### Beitrag
────────────────────────────────────────

# SerialPort RS232 : java.lang.NoSuchFieldError: eis



## mathieu (3. Dez 2009)

Hi,

ich versuche ein Serial Interface RS232 mit einem Mess Geräte zu programieren. Ich habe in Internet verschidene Beispiel gefunden-

rxtxSerial.dll to [JDK-directory]\jre\bin\rxtxSerial.dll
RXTXcomm.jar to [JDK-directory]\jre\lib\ext\RXTXcomm.jar

Die oben genannte Datei ebenfalls kopiert.
Kompaliert - Gestartet alles OK. 
Dann habe ich versucht, den erste Meswerte zu senden!


Fehler Meldung :
=========================================
Native lib Version = RXTX-2.1-7pre16
Java lib Version   = RXTX-2.1-7
WARNING:  RXTX Version mismatch
        Jar version = RXTX-2.1-7
        native lib Version = RXTX-2.1-7pre16
portname :COM3

Exception in thread "Thread-0" java.lang.NoSuchFieldError: eis
        at gnu.io.RXTXPort.readArray(Native Method)
        at gnu.io.RXTXPort$SerialInputStream.read(RXTXPort.java:1398)
        at gnu.io.RXTXPort$SerialInputStream.read(RXTXPort.java:1287)
        at SimpleRead.serialEvent(SimpleRead.java:80)
        at gnu.io.RXTXPort.sendEvent(RXTXPort.java:732)
        at gnu.io.RXTXPort.eventLoop(Native Method)
        at gnu.io.RXTXPort$MonitorThread.run(RXTXPort.java:1575)
#
# An unexpected error has been detected by Java Runtime Environment:
#
#  EXCEPTION_ACCESS_VIOLATION (0xc0000005) at pc=0x6fd83e72, pid=452, tid=604
#
# Java VM: Java HotSpot(TM) Client VM (11.3-b02 mixed mode, sharing windows-x86)

────────────────────────────────────────

### Zeilen
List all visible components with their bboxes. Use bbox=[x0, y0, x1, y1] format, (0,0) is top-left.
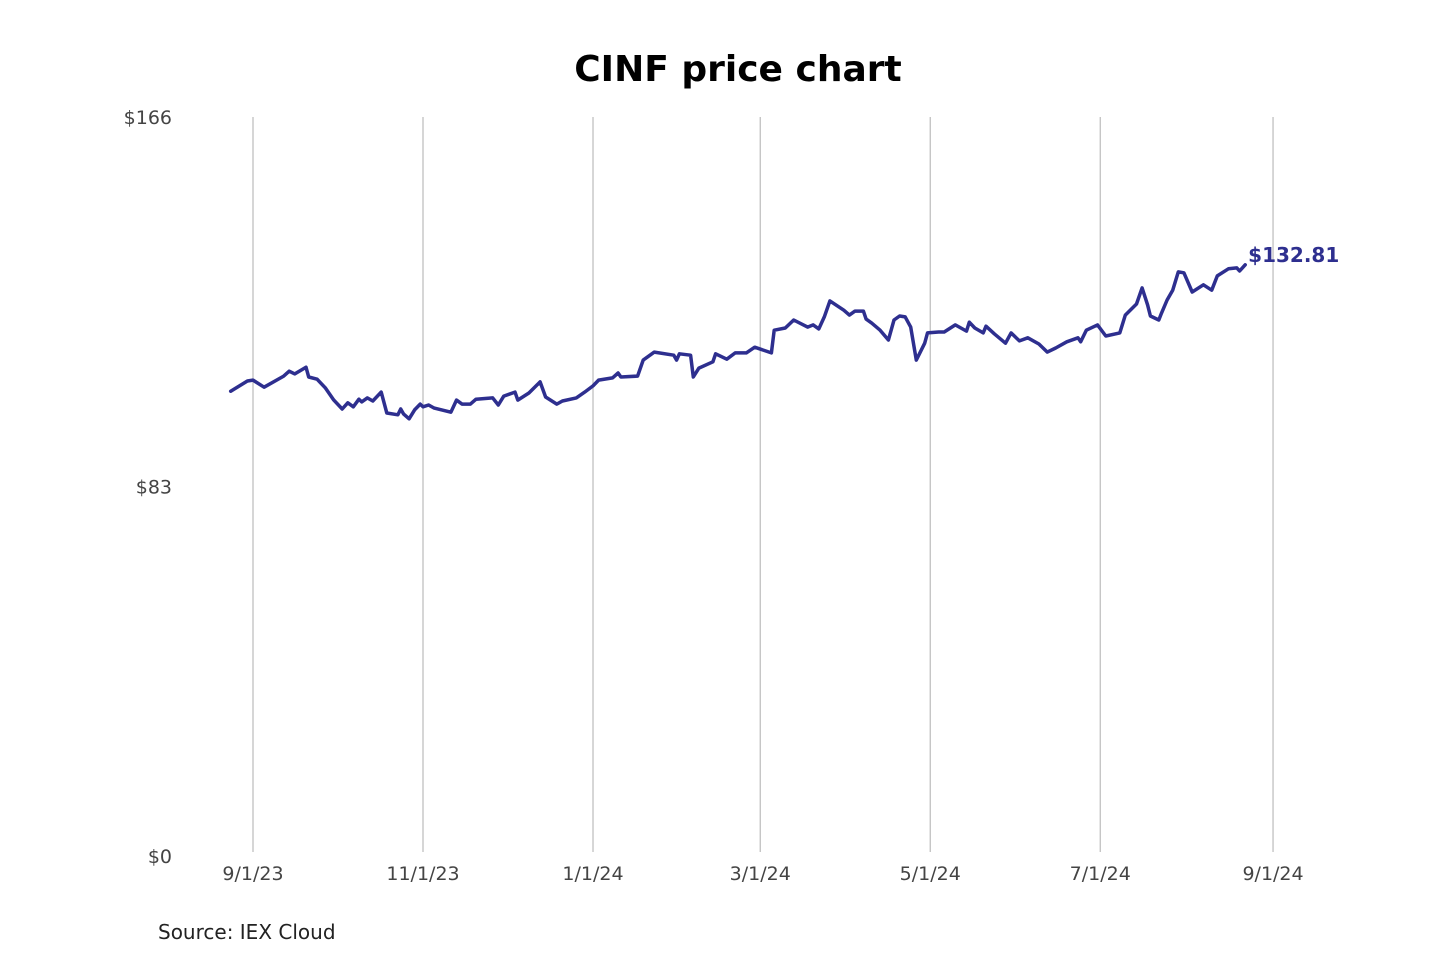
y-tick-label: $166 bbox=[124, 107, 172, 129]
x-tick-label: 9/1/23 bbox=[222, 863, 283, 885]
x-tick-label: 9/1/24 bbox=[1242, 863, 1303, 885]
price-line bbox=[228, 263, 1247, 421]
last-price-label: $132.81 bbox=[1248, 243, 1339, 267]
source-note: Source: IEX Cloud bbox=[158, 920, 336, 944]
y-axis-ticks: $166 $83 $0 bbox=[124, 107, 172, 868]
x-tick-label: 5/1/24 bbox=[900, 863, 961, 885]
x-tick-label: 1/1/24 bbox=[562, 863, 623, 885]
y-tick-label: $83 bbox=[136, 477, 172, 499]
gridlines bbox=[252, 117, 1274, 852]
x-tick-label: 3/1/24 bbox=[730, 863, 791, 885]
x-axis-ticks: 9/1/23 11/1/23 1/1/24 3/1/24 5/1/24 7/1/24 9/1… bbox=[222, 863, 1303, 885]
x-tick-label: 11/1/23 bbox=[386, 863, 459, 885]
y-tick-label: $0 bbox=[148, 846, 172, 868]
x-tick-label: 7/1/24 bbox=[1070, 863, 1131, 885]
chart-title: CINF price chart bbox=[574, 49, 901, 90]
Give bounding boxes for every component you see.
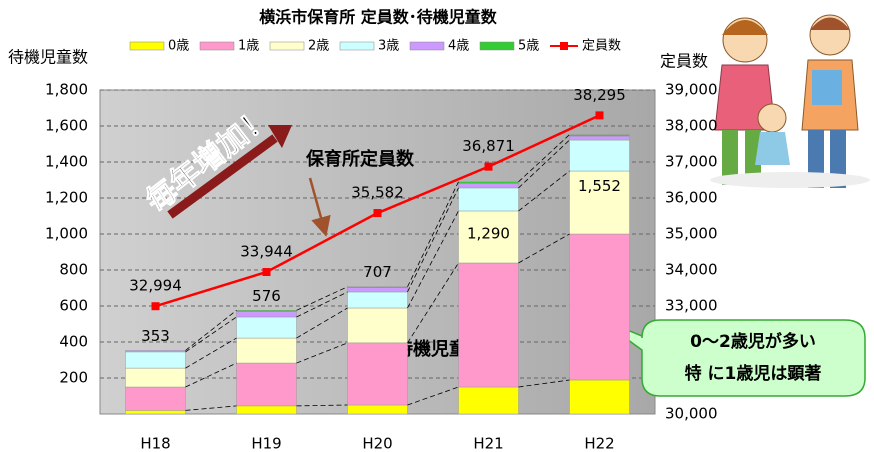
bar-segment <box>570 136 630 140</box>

────────────────────────────────────────

### Das Problem
Schreibe den Forumsbeitrag zum RS232-Fehler mit RXTX im Anschluss an seine letzte Zeile weiter. Die Zeilen spielen hierfür keine Rolle.

### Ergebnis
# Problematic frame:
# C  [rxtxserial.dll+0x3e72]
#
# An error report file with more information is saved as:
# G:\mySLK\test\hs_err_pid452.log
#
# If you would like to submit a bug report, please visit:
#   HotSpot Virtual Machine Error Reporting Page
# The crash happened outside the Java Virtual Machine in native code.
# See problematic frame for where to report the bug.
#

Hat jemand Ahnnung über diese Meldung :java.lang.NoSuchFieldError: eis
Ich verwende ein USB-Adapter

Danke

MfG aus Paris-FR
Mathieu


----------



## PeteM (4. Dez 2009)

Unter Windows : SerielleSchnittstelle.de - Extract! Serikey! PowerSavingNetwork! - Startseite


----------



## mathieu (4. Dez 2009)

hi, 
danke für den tipps aber ich brauche kein externe programme, weil ich schon eins habe, und der kostenlos ist. -Und es funktionniert Problemlos !
--> DATA-Direct : http://www.artware.it/

Was ich gern wissen wolle: was bedeudet diese Fehler Meldung, EIS? Hat es mit den RXTXComm.jar oder rxtxserial.dll Datei zu tun? Version Problem? Oder VISTA?

Also ein externe Programm möchte ich nicht verwenden. Ich möchte den Messwerte aus COM3 selbst holen und in einem vordefiniert JTextField reinschreiben. Voilà.....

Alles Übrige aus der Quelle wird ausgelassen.